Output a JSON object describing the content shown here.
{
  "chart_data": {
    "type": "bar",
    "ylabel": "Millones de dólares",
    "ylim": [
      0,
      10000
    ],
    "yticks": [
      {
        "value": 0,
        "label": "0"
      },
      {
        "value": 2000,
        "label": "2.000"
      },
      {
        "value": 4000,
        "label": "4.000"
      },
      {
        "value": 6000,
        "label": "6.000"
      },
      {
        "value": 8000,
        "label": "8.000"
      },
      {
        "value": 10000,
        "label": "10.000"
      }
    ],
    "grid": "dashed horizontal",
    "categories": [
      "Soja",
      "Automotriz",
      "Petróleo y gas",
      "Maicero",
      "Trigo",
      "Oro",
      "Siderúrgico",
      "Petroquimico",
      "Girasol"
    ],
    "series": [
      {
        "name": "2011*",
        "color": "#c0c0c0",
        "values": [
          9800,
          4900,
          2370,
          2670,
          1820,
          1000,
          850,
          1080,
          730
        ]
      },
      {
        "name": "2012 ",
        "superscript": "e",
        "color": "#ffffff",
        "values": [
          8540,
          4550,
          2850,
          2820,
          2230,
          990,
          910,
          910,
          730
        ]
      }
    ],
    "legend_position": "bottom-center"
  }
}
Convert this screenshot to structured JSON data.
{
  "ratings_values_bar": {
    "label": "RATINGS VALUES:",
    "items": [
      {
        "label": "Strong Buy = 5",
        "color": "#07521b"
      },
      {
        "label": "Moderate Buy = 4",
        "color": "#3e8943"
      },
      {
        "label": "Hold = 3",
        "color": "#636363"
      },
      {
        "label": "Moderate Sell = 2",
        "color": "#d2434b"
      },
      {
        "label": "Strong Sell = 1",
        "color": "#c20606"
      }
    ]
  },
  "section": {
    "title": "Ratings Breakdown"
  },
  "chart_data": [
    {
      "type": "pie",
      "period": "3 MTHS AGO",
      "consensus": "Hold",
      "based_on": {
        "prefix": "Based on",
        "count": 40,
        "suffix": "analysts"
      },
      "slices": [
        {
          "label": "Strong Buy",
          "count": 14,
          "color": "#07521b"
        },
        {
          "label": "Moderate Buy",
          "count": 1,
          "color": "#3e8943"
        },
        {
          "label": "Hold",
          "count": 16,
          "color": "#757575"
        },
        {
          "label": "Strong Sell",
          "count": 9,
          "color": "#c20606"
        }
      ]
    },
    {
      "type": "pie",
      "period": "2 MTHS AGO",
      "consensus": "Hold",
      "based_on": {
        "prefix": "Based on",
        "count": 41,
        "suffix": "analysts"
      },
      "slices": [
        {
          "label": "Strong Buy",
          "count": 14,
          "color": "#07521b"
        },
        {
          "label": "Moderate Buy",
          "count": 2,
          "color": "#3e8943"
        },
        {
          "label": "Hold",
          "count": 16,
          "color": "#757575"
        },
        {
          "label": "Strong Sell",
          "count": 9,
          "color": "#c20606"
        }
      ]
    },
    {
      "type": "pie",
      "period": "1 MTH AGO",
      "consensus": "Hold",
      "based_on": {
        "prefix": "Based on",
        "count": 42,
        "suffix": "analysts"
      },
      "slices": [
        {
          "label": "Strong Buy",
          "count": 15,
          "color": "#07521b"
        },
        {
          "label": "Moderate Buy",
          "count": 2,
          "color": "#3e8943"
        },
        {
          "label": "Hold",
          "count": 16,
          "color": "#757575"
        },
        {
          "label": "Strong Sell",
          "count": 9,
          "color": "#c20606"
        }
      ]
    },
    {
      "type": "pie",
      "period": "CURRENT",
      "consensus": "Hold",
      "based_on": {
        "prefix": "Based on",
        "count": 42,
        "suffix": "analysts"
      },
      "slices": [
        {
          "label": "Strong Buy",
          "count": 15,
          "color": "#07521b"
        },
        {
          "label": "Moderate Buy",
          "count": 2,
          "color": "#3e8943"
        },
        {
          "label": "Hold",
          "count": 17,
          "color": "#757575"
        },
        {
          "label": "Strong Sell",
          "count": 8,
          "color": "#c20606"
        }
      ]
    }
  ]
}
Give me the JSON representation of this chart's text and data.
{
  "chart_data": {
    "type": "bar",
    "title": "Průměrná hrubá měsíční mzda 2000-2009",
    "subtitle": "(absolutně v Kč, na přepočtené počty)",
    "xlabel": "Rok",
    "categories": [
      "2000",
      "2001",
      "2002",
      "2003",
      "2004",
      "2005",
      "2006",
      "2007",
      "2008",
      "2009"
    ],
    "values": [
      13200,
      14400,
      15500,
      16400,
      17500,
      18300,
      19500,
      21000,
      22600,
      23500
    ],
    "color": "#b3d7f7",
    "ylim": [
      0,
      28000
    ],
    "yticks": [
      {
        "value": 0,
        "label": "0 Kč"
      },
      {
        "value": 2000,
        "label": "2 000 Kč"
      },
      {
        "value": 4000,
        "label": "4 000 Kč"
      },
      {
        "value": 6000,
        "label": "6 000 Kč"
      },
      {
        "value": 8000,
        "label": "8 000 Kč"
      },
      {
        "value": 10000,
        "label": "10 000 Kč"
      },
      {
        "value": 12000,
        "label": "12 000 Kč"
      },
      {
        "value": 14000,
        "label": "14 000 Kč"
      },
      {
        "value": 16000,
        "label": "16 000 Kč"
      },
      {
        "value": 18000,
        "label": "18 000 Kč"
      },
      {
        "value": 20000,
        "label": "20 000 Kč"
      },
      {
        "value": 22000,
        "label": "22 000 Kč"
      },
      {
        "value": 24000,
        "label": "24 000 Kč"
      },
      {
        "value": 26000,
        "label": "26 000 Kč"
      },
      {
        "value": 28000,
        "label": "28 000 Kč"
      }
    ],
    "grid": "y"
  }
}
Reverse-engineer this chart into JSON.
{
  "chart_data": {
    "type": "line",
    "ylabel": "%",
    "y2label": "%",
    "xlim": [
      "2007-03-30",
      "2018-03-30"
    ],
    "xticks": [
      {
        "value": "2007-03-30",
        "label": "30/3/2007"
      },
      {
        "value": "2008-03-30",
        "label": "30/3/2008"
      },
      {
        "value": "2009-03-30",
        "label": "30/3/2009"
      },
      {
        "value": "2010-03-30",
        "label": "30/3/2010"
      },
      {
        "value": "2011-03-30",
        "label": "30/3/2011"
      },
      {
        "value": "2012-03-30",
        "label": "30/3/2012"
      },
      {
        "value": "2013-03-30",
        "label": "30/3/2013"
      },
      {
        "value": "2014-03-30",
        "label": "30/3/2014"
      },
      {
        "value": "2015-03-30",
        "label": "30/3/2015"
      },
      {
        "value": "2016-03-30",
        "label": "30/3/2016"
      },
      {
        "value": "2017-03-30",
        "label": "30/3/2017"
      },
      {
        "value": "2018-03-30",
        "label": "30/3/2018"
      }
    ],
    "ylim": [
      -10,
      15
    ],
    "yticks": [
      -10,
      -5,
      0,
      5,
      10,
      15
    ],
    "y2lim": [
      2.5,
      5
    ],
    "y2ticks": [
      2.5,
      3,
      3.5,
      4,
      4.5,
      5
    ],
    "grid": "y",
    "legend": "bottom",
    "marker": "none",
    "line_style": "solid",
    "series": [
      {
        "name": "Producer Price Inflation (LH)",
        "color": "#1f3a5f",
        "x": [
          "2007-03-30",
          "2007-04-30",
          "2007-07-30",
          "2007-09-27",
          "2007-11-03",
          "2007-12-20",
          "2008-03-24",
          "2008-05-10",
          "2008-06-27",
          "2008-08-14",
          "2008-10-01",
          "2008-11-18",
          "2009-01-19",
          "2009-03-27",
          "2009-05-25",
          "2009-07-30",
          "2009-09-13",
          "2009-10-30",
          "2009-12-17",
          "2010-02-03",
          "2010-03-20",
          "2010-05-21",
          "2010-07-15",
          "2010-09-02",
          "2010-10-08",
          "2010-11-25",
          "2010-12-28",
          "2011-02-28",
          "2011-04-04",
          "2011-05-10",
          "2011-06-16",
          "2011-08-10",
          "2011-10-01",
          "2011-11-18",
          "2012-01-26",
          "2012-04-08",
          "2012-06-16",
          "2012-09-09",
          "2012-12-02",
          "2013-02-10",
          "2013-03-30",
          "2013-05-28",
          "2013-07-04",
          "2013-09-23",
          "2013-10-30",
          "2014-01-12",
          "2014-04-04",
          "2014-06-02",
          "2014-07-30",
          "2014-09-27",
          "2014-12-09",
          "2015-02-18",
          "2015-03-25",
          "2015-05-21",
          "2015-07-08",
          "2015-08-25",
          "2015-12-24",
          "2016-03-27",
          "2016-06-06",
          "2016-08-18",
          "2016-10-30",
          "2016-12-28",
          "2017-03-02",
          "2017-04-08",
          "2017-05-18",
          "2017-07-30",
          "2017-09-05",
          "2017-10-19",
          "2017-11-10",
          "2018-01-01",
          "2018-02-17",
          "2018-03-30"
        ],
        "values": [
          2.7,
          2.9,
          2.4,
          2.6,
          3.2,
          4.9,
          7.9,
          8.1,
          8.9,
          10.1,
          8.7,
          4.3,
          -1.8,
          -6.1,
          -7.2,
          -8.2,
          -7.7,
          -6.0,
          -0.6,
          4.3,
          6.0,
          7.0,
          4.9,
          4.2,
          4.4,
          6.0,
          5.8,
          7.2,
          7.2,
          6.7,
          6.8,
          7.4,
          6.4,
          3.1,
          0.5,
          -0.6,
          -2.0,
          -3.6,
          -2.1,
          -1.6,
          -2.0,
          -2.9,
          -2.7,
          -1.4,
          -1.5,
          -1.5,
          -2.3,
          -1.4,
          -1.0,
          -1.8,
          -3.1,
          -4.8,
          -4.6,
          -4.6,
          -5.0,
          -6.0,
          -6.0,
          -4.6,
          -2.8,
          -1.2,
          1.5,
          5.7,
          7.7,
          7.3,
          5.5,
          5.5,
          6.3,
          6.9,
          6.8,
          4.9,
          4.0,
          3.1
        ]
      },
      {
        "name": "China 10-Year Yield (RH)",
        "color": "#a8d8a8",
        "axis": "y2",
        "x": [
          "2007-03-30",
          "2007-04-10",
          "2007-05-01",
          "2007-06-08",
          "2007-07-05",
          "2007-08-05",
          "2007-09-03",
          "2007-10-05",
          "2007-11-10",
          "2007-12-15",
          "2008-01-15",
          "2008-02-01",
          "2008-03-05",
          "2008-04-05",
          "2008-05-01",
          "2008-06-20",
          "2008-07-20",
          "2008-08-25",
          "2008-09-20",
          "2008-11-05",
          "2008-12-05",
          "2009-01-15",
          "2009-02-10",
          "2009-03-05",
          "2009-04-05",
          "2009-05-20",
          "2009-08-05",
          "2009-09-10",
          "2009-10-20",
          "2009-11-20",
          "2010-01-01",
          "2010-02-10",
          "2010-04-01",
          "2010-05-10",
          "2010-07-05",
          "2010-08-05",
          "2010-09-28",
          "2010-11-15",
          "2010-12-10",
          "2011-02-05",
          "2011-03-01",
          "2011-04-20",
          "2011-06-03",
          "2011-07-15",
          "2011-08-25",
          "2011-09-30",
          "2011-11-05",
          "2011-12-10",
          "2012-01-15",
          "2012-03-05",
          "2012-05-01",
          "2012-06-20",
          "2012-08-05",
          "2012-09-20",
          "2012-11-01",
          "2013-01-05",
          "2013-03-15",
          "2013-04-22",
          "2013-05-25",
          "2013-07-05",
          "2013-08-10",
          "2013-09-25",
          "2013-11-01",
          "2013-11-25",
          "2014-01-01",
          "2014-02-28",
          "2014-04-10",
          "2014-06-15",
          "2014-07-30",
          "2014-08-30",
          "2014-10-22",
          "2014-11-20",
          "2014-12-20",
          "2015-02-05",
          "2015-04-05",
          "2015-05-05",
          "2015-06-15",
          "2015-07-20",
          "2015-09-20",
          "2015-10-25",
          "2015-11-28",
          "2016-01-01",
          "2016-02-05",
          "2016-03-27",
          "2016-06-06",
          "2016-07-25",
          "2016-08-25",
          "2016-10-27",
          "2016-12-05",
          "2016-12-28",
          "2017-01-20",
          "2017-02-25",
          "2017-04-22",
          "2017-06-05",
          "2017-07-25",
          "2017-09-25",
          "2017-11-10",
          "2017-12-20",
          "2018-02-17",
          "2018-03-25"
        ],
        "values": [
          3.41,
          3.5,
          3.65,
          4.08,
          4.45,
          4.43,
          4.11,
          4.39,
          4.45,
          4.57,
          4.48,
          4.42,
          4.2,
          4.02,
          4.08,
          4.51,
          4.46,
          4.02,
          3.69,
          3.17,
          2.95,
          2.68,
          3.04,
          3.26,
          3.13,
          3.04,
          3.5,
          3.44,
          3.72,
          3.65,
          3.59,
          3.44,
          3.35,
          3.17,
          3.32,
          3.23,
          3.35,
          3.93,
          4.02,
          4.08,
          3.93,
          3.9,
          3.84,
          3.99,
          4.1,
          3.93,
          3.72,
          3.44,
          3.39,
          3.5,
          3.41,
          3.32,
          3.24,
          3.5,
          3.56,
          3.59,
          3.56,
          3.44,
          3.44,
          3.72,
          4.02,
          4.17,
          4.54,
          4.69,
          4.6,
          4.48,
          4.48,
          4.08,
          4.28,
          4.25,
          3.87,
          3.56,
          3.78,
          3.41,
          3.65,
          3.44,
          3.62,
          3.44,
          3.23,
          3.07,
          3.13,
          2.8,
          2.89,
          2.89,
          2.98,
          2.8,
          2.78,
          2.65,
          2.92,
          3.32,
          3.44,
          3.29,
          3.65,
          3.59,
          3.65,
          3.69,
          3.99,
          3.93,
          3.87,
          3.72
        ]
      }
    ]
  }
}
================
■ TO BE DONE: Copy every line of the records above that contains "period".

■ WRITTEN ANSWER:
      "period": "3 MTHS AGO",
      "period": "2 MTHS AGO",
      "period": "1 MTH AGO",
      "period": "CURRENT",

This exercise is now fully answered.